◆ **Work instructions**: Lines holding the string "pour" are the ones to copy from this listing.

◇ ◇ ◇

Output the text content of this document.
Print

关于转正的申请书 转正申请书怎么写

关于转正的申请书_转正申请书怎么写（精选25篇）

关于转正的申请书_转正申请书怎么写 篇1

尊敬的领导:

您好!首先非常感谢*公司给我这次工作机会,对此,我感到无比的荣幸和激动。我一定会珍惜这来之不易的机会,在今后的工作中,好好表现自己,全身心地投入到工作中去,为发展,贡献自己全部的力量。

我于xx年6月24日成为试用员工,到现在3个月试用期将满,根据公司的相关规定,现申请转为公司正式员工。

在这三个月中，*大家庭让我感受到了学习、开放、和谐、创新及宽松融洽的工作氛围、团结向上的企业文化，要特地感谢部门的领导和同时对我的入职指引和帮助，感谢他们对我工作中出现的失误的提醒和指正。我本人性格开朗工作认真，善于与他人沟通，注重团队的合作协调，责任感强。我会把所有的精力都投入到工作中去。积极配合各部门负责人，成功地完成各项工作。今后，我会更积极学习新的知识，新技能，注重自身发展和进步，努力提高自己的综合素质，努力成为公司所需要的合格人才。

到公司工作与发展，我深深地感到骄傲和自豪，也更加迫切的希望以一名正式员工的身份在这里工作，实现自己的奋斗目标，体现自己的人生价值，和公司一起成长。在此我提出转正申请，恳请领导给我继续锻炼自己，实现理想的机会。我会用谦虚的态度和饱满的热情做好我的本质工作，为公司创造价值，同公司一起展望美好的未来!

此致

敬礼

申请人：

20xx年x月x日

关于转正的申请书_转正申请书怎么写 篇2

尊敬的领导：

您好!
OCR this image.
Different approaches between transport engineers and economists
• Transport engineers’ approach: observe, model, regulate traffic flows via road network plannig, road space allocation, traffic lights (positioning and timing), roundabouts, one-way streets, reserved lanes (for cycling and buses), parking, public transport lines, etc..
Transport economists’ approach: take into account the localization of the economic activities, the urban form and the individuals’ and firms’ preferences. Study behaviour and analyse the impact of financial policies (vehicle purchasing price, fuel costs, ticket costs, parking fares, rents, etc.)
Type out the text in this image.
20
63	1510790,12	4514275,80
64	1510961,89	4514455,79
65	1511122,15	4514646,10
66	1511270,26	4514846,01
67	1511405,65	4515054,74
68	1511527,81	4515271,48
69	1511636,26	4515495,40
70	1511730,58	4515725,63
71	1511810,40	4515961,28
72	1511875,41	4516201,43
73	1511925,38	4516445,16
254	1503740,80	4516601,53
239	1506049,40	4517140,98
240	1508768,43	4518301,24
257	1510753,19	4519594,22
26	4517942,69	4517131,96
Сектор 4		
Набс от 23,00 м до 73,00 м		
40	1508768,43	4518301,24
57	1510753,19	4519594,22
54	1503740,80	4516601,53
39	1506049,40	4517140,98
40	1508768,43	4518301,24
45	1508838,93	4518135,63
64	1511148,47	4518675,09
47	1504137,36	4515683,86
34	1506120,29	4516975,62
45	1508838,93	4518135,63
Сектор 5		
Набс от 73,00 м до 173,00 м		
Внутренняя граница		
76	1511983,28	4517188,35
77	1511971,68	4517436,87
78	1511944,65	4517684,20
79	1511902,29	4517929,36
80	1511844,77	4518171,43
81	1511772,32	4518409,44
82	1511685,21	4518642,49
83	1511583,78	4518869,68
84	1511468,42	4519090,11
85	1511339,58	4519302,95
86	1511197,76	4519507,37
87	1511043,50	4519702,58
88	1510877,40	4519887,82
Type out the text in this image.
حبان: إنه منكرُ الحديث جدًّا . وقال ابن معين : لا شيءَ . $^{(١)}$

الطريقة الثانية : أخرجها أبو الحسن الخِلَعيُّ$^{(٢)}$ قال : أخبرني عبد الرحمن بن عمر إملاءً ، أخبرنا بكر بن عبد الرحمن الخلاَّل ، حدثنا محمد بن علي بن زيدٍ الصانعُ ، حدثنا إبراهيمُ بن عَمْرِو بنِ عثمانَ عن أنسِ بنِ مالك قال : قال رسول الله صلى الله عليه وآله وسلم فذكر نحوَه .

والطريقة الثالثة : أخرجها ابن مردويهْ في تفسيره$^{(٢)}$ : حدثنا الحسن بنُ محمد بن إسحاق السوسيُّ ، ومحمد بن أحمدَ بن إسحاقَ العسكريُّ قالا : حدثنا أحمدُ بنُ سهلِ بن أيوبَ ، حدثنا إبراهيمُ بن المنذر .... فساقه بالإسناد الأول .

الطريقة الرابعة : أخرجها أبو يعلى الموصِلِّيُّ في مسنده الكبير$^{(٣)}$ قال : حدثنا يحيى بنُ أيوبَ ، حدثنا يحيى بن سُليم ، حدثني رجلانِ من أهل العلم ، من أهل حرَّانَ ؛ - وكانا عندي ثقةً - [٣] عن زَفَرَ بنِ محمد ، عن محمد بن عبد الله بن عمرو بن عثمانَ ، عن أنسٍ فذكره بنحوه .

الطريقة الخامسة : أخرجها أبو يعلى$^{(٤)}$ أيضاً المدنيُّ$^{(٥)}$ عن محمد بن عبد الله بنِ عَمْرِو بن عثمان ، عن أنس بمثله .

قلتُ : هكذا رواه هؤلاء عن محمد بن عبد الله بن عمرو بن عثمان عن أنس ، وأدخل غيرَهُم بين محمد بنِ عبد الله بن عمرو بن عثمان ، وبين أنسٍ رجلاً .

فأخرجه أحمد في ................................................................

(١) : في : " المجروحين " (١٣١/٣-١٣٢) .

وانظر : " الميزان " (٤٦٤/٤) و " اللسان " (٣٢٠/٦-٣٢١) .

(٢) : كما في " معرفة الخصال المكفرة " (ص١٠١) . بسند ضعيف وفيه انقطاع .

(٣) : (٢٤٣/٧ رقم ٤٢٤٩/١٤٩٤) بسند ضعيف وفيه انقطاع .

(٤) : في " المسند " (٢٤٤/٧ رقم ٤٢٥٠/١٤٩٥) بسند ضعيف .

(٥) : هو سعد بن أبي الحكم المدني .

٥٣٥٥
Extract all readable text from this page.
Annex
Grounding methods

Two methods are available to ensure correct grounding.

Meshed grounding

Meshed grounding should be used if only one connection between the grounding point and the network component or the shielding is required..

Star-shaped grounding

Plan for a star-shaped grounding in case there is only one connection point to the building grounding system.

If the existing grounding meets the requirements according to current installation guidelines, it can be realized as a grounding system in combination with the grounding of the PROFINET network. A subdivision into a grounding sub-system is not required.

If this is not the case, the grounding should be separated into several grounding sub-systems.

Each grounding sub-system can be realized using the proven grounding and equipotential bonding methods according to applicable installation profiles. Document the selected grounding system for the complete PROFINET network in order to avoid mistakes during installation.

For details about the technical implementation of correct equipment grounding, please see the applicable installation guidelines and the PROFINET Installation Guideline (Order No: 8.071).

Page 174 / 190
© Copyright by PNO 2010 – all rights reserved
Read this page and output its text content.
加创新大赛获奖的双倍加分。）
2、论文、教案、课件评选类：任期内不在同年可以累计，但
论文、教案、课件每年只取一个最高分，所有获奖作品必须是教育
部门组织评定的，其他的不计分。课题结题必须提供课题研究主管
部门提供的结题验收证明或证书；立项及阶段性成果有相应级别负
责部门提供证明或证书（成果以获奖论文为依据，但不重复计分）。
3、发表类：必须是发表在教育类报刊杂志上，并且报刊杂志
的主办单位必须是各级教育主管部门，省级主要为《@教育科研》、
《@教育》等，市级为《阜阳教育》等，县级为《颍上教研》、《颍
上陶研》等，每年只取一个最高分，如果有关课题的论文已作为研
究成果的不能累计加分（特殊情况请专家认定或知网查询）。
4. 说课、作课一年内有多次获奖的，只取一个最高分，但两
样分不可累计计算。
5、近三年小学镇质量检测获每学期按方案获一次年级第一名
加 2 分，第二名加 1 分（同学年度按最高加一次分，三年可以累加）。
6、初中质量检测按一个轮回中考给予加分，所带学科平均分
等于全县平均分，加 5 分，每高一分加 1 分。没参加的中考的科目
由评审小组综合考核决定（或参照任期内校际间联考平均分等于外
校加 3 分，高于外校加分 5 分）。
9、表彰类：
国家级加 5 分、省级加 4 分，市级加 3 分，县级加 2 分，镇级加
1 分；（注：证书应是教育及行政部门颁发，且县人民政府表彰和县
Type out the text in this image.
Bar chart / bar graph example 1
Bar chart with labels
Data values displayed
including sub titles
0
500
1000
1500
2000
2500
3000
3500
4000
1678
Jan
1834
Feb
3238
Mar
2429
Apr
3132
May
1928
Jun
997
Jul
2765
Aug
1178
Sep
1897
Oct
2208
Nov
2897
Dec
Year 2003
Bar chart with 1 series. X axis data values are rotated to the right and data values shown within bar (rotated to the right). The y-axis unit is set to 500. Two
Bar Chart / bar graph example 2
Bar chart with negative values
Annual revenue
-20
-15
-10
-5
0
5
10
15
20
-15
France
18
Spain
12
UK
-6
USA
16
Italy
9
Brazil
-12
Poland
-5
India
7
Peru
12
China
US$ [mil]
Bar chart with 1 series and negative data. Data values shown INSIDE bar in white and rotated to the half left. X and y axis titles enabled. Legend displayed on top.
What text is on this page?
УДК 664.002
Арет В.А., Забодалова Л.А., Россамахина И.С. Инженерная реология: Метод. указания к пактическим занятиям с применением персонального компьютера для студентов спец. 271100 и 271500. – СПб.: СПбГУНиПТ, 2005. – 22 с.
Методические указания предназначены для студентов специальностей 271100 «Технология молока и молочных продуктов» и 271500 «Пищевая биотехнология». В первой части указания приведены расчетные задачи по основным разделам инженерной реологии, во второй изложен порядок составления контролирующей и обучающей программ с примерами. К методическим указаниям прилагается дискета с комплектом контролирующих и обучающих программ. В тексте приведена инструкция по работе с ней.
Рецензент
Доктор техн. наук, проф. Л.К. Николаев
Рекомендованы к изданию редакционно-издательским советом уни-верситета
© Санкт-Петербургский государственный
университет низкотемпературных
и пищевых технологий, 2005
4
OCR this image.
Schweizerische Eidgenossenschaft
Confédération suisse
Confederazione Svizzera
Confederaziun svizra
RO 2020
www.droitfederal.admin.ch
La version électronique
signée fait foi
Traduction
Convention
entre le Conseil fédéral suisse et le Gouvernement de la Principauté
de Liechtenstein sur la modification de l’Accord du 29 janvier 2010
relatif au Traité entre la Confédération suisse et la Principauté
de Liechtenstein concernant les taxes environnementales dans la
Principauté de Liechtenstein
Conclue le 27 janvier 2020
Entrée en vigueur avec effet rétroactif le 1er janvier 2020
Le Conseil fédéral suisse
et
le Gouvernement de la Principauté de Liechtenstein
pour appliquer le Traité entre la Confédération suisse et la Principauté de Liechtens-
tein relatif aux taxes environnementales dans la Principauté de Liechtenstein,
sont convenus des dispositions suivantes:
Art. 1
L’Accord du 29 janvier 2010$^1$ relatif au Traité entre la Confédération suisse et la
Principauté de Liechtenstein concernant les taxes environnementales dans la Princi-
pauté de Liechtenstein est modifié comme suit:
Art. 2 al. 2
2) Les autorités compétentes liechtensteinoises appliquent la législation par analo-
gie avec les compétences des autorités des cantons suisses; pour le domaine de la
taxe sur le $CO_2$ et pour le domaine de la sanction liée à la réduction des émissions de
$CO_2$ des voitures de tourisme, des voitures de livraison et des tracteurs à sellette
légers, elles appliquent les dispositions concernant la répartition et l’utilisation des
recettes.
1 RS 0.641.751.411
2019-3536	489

◇ ◇ ◇

◆ **Result below**:
pour appliquer le Traité entre la Confédération suisse et la Principauté de Liechtens-
gie avec les compétences des autorités des cantons suisses; pour le domaine de la
taxe sur le $CO_2$ et pour le domaine de la sanction liée à la réduction des émissions de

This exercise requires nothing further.